** SOURCE TEXT **
++++++++++++++++++++

Overactive tear ducts

Anything that irritates the eye can cause you to produce excess tears. The watering is a protective reflex to help clear irritants away from the eye. For example:

Blocked drainage of tears

  • This is pretty common in babies: their tear ducts tend to be a bit narrow and can't handle all their tears (and babies do cry a lot). Babies' tears are quite thick and if they're blocked, they get a bit gunky. That's why a lot of babies have gunky eyes, even though there's no infection. It usually clears by itself in a few months, or certainly by the age of 1 year. All you need to do is wipe away the gunk with a clean cotton wool pad and warm water. See the separate leaflet called Tear Duct Blockage in Babies for more information about this.

  • In elderly people their tear ducts often get narrower with age. So the tears can't drain away properly, making their eyes very watery. Occasionally the blocked tear duct gets a mild infection and makes the skin just between the nose and eye red and sore.

++++++++++++++++++++

[Excerpts from a dataset]
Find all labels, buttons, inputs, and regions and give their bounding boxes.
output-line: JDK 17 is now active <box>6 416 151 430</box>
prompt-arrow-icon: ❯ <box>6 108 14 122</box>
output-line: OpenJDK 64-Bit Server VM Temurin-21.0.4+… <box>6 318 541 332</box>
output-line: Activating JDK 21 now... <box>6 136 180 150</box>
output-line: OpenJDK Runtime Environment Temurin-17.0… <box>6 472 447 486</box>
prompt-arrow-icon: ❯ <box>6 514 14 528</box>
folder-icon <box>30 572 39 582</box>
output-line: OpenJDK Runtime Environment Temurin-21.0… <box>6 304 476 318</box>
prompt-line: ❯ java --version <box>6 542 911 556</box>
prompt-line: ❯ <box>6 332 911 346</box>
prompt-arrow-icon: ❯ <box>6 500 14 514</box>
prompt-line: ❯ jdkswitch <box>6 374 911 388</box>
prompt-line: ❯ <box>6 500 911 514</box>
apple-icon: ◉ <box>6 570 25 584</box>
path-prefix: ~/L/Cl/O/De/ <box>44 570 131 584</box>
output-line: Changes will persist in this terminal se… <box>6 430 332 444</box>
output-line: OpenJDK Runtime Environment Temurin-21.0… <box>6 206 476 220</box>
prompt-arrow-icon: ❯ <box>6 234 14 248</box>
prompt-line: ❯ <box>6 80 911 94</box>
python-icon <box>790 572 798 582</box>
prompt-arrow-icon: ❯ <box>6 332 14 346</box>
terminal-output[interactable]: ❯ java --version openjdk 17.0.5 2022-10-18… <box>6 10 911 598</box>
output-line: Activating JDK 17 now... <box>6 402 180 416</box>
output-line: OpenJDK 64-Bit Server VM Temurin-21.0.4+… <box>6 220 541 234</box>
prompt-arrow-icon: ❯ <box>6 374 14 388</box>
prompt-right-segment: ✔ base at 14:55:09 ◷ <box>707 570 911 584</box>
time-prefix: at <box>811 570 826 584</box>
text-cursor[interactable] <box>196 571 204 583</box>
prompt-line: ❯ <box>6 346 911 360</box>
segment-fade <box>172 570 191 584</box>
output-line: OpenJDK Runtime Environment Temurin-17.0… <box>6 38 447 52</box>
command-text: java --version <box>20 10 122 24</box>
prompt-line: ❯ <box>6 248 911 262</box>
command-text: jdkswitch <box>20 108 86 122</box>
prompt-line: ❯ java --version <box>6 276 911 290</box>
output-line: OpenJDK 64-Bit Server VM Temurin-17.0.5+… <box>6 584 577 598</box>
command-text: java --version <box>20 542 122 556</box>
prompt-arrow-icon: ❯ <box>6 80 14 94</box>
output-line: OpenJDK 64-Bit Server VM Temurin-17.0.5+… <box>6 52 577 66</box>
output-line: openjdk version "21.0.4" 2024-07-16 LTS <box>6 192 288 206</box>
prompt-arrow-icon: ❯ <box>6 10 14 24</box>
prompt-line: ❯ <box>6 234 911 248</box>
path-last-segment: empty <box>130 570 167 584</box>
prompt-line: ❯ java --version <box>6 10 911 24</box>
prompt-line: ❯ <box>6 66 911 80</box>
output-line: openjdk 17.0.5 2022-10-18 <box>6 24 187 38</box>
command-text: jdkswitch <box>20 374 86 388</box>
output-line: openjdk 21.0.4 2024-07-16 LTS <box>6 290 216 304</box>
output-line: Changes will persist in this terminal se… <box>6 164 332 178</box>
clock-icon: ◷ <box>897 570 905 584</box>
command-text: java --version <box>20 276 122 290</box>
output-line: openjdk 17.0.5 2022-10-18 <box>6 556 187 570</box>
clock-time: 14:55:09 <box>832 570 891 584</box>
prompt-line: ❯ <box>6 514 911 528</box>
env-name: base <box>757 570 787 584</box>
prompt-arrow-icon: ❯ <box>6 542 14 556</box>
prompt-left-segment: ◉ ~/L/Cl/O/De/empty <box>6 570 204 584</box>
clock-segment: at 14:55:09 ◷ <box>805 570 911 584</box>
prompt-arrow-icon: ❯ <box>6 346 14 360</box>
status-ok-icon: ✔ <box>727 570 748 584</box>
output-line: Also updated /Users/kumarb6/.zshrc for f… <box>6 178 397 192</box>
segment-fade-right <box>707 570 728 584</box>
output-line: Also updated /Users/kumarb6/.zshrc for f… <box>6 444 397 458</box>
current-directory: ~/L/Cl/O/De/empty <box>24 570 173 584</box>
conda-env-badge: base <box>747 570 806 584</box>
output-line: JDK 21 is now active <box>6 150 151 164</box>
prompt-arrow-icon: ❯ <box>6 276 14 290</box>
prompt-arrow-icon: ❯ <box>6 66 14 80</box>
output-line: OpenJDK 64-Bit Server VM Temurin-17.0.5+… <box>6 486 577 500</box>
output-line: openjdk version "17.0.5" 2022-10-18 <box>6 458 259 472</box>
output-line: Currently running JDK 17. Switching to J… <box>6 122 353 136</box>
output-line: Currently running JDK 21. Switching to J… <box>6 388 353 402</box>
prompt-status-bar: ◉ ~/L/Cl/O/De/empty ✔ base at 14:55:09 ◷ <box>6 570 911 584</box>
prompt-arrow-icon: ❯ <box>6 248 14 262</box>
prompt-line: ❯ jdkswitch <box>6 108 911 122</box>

++++++++++++++++++++

** TO DO **
1. Duplicate the passage of the text on tear ducts from "Anything that irritates" to "information about this.".
2. Answer these questions using the text on tear ducts:
(a) What is the watering of the eye a protective reflex meant to do?
(b) By what age does blocked tear drainage in babies certainly clear?
(c) What often happens to the tear ducts of elderly people with age?
3. Rewrite the paragraph of the text on tear ducts that begins "This is pretty common in babies" as a short list that keeps its main facts.

** TASK RESULTS **
1.
Anything that irritates the eye can cause you to produce excess tears. The watering is a protective reflex to help clear irritants away from the eye. For example:

Blocked drainage of tears

  • This is pretty common in babies: their tear ducts tend to be a bit narrow and can't handle all their tears (and babies do cry a lot). Babies' tears are quite thick and if they're blocked, they get a bit gunky. That's why a lot of babies have gunky eyes, even though there's no infection. It usually clears by itself in a few months, or certainly by the age of 1 year. All you need to do is wipe away the gunk with a clean cotton wool pad and warm water. See the separate leaflet called Tear Duct Blockage in Babies for more information about this.

2.
(a) It helps clear irritants away from the eye.
(b) By the age of 1 year.
(c) They get narrower.

3.
- Blocked tear drainage is common in babies, whose tear ducts tend to be narrow and can't handle all their tears.
- Babies' tears are thick and get gunky when blocked, so many babies have gunky eyes without any infection.
- It usually clears by itself in a few months, or certainly by the age of 1 year.
- The gunk only needs wiping away with a clean cotton wool pad and warm water.
- The separate leaflet Tear Duct Blockage in Babies gives more information.